## [Record list]

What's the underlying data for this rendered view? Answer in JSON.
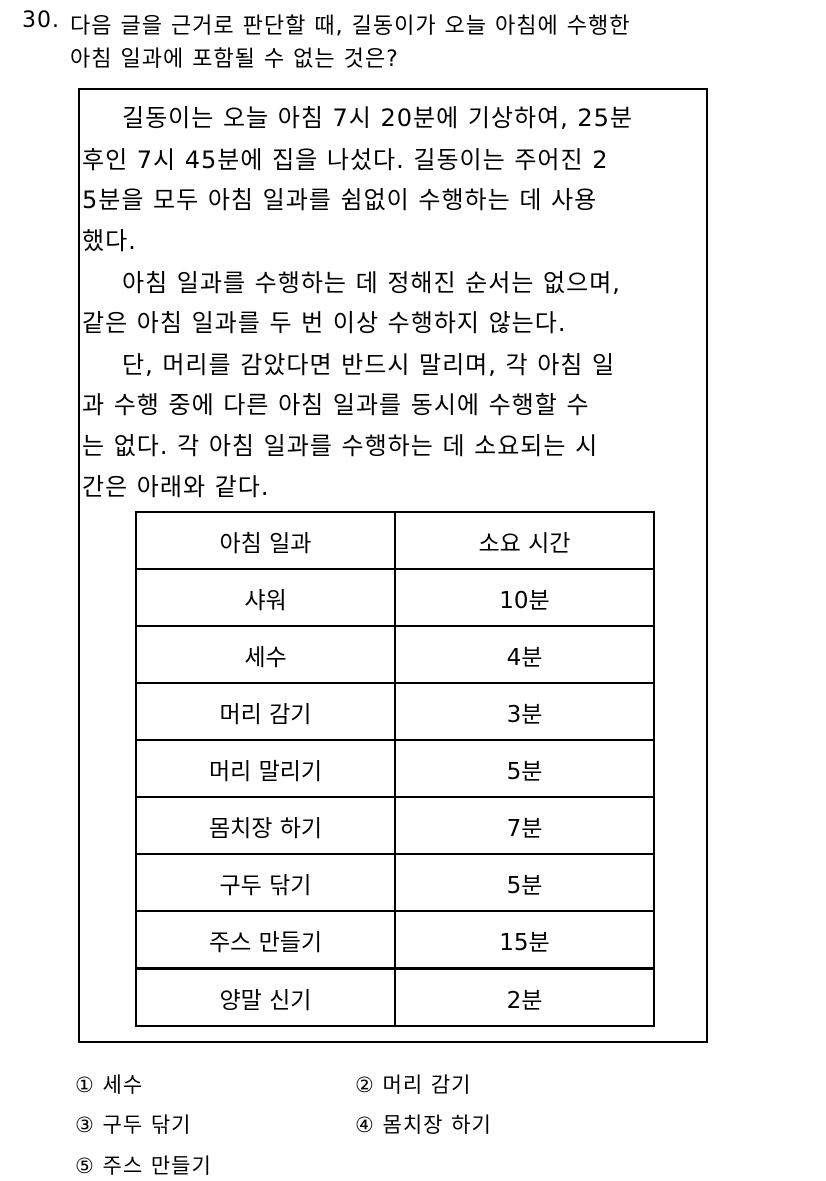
{
  "question": {
    "number": "30.",
    "line1": "다음 글을 근거로 판단할 때, 길동이가 오늘 아침에 수행한",
    "line2": "아침 일과에 포함될 수 없는 것은?"
  },
  "passage": {
    "lines": [
      "길동이는 오늘 아침 7시 20분에 기상하여, 25분",
      "후인 7시 45분에 집을 나섰다. 길동이는 주어진 2",
      "5분을 모두 아침 일과를 쉼없이 수행하는 데 사용",
      "했다.",
      "아침 일과를 수행하는 데 정해진 순서는 없으며,",
      "같은 아침 일과를 두 번 이상 수행하지 않는다.",
      "단, 머리를 감았다면 반드시 말리며, 각 아침 일",
      "과 수행 중에 다른 아침 일과를 동시에 수행할 수",
      "는 없다. 각 아침 일과를 수행하는 데 소요되는 시",
      "간은 아래와 같다."
    ]
  },
  "table": {
    "headers": [
      "아침 일과",
      "소요 시간"
    ],
    "rows": [
      [
        "샤워",
        "10분"
      ],
      [
        "세수",
        "4분"
      ],
      [
        "머리 감기",
        "3분"
      ],
      [
        "머리 말리기",
        "5분"
      ],
      [
        "몸치장 하기",
        "7분"
      ],
      [
        "구두 닦기",
        "5분"
      ],
      [
        "주스 만들기",
        "15분"
      ],
      [
        "양말 신기",
        "2분"
      ]
    ]
  },
  "options": [
    "① 세수",
    "② 머리 감기",
    "③ 구두 닦기",
    "④ 몸치장 하기",
    "⑤ 주스 만들기"
  ]
}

## [Request]
Leave the pictures out, and transcribe each of the records exactly.

## [Result]
What's the underlying data for this rendered view? Answer in JSON.
{
  "question": {
    "number": "30.",
    "line1": "다음 글을 근거로 판단할 때, 길동이가 오늘 아침에 수행한",
    "line2": "아침 일과에 포함될 수 없는 것은?"
  },
  "passage": {
    "lines": [
      "길동이는 오늘 아침 7시 20분에 기상하여, 25분",
      "후인 7시 45분에 집을 나섰다. 길동이는 주어진 2",
      "5분을 모두 아침 일과를 쉼없이 수행하는 데 사용",
      "했다.",
      "아침 일과를 수행하는 데 정해진 순서는 없으며,",
      "같은 아침 일과를 두 번 이상 수행하지 않는다.",
      "단, 머리를 감았다면 반드시 말리며, 각 아침 일",
      "과 수행 중에 다른 아침 일과를 동시에 수행할 수",
      "는 없다. 각 아침 일과를 수행하는 데 소요되는 시",
      "간은 아래와 같다."
    ]
  },
  "table": {
    "headers": [
      "아침 일과",
      "소요 시간"
    ],
    "rows": [
      [
        "샤워",
        "10분"
      ],
      [
        "세수",
        "4분"
      ],
      [
        "머리 감기",
        "3분"
      ],
      [
        "머리 말리기",
        "5분"
      ],
      [
        "몸치장 하기",
        "7분"
      ],
      [
        "구두 닦기",
        "5분"
      ],
      [
        "주스 만들기",
        "15분"
      ],
      [
        "양말 신기",
        "2분"
      ]
    ]
  },
  "options": [
    "① 세수",
    "② 머리 감기",
    "③ 구두 닦기",
    "④ 몸치장 하기",
    "⑤ 주스 만들기"
  ]
}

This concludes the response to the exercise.